Problem to solve
In the data below, find each line containing the string "header" and return it.

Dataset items

# # # # #

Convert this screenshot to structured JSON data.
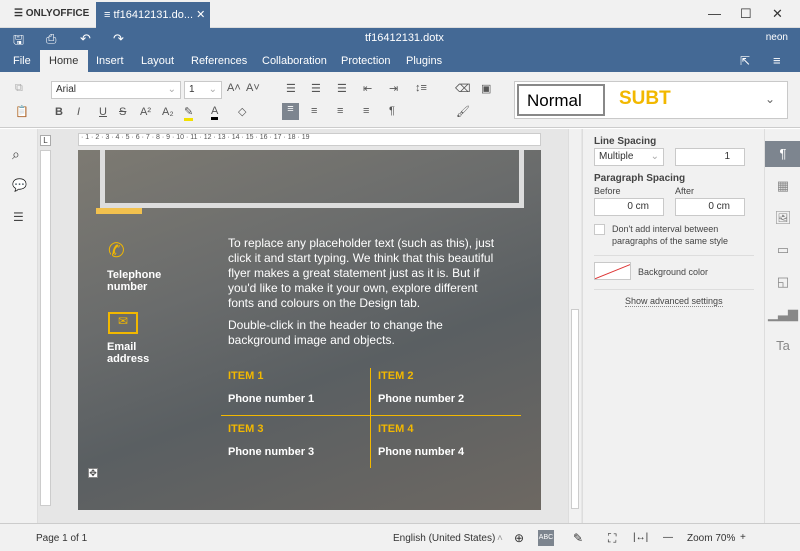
{
  "app": {
    "logo": "ONLYOFFICE",
    "tab": "tf16412131.do...",
    "doc_title": "tf16412131.dotx",
    "user": "neon"
  },
  "menu": [
    "File",
    "Home",
    "Insert",
    "Layout",
    "References",
    "Collaboration",
    "Protection",
    "Plugins"
  ],
  "toolbar": {
    "font": "Arial",
    "size": "1",
    "style_normal": "Normal",
    "style_subt": "SUBT"
  },
  "page": {
    "telephone": "Telephone number",
    "email": "Email address",
    "para1": "To replace any placeholder text (such as this), just click it and start typing. We think that this beautiful flyer makes a great statement just as it is. But if you'd like to make it your own, explore different fonts and colours on the Design tab.",
    "para2": "Double-click in the header to change the background image and objects.",
    "items": [
      {
        "title": "ITEM 1",
        "phone": "Phone number 1"
      },
      {
        "title": "ITEM 2",
        "phone": "Phone number 2"
      },
      {
        "title": "ITEM 3",
        "phone": "Phone number 3"
      },
      {
        "title": "ITEM 4",
        "phone": "Phone number 4"
      }
    ]
  },
  "panel": {
    "line_spacing": "Line Spacing",
    "ls_type": "Multiple",
    "ls_value": "1",
    "para_spacing": "Paragraph Spacing",
    "before": "Before",
    "after": "After",
    "before_val": "0 cm",
    "after_val": "0 cm",
    "checkbox": "Don't add interval between paragraphs of the same style",
    "bg_color": "Background color",
    "advanced": "Show advanced settings"
  },
  "status": {
    "page": "Page 1 of 1",
    "language": "English (United States)",
    "zoom": "Zoom 70%"
  },
  "colors": {
    "header": "#446995",
    "accent": "#f2b800"
  }
}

# # # # #

Answer to the problem
    "para2": "Double-click in the header to change the background image and objects.",
    "header": "#446995",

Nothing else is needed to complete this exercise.